> [THE PROBLEM]:
Print out every line, exactly as written.

[Extracted records]
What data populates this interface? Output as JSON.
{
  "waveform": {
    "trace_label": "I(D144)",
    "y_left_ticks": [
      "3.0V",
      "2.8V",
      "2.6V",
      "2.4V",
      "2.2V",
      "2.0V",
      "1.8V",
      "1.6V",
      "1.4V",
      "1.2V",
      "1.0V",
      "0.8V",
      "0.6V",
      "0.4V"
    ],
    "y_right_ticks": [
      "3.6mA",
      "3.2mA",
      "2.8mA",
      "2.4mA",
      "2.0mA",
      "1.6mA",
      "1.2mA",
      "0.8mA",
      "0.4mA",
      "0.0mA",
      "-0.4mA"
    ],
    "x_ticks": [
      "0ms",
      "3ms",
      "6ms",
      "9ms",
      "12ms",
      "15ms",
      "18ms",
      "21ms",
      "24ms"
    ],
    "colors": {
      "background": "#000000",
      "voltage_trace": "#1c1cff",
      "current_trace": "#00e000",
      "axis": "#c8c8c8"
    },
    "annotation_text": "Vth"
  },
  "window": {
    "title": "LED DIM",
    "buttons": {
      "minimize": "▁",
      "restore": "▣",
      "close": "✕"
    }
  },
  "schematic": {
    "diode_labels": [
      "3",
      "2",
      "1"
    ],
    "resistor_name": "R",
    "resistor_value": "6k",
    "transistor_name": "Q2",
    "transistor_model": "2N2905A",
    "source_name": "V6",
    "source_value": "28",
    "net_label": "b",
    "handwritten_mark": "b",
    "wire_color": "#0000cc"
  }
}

> [SOLUTION FOR THIS TASK]:
What data populates this interface? Output as JSON.
{
  "waveform": {
    "trace_label": "I(D144)",
    "y_left_ticks": [
      "3.0V",
      "2.8V",
      "2.6V",
      "2.4V",
      "2.2V",
      "2.0V",
      "1.8V",
      "1.6V",
      "1.4V",
      "1.2V",
      "1.0V",
      "0.8V",
      "0.6V",
      "0.4V"
    ],
    "y_right_ticks": [
      "3.6mA",
      "3.2mA",
      "2.8mA",
      "2.4mA",
      "2.0mA",
      "1.6mA",
      "1.2mA",
      "0.8mA",
      "0.4mA",
      "0.0mA",
      "-0.4mA"
    ],
    "x_ticks": [
      "0ms",
      "3ms",
      "6ms",
      "9ms",
      "12ms",
      "15ms",
      "18ms",
      "21ms",
      "24ms"
    ],
    "colors": {
      "background": "#000000",
      "voltage_trace": "#1c1cff",
      "current_trace": "#00e000",
      "axis": "#c8c8c8"
    },
    "annotation_text": "Vth"
  },
  "window": {
    "title": "LED DIM",
    "buttons": {
      "minimize": "▁",
      "restore": "▣",
      "close": "✕"
    }
  },
  "schematic": {
    "diode_labels": [
      "3",
      "2",
      "1"
    ],
    "resistor_name": "R",
    "resistor_value": "6k",
    "transistor_name": "Q2",
    "transistor_model": "2N2905A",
    "source_name": "V6",
    "source_value": "28",
    "net_label": "b",
    "handwritten_mark": "b",
    "wire_color": "#0000cc"
  }
}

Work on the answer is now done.